[Dataset entries]
==========

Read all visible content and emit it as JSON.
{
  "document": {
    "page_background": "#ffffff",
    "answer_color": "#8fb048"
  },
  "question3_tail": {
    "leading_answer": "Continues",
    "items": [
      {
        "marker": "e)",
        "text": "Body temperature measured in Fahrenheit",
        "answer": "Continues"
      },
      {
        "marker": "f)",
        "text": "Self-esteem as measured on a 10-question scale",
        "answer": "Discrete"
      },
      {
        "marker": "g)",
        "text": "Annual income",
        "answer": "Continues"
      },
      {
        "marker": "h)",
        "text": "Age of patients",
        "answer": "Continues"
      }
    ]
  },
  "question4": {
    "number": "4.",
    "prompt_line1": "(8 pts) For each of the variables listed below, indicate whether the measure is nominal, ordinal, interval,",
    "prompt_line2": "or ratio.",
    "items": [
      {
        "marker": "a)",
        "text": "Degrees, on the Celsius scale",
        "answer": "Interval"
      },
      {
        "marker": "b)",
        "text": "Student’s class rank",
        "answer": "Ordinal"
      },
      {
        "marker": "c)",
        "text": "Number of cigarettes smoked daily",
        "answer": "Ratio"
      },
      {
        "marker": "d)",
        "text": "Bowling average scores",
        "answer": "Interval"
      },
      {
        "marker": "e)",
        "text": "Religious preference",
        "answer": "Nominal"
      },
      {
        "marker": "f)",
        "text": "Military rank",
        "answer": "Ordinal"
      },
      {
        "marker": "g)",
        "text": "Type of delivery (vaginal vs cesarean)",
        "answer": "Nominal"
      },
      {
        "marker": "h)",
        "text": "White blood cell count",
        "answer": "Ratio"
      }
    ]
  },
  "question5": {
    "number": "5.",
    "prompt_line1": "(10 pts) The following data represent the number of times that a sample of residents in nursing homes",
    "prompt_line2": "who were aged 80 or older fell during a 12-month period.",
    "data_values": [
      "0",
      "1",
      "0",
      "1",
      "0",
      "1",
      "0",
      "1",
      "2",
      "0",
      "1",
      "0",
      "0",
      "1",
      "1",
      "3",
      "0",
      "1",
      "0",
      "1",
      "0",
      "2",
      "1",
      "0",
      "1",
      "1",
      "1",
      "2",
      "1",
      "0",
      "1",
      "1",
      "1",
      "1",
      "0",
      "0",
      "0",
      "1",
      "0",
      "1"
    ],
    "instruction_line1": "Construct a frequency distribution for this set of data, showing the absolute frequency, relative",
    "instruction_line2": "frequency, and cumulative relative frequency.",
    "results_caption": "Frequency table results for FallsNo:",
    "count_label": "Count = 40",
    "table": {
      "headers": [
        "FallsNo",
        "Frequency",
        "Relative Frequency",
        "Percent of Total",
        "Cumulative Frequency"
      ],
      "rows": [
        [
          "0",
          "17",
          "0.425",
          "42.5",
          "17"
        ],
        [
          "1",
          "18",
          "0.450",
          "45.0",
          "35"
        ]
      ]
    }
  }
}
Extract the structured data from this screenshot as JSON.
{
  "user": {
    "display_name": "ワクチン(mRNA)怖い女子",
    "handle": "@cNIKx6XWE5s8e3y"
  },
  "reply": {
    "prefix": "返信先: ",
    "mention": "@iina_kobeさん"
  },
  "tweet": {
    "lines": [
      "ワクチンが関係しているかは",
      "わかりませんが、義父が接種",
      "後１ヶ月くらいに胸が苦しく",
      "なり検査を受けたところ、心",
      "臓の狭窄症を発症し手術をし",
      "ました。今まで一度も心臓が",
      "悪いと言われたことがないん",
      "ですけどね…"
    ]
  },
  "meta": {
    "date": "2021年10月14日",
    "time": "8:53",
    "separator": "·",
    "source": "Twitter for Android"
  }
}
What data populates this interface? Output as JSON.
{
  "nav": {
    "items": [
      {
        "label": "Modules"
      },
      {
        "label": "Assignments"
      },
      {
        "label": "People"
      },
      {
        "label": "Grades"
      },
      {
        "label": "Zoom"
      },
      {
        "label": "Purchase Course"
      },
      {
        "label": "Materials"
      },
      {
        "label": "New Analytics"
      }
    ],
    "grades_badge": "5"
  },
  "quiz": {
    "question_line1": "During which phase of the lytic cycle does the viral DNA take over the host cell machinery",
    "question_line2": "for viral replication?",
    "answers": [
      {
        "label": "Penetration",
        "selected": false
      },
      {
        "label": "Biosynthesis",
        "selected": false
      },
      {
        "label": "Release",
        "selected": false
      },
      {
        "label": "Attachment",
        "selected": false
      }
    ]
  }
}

==========

▸ **Exercise**
Check each line above for the word "scale", and give only the number of lines that contain it.

▸ **Answer area**
2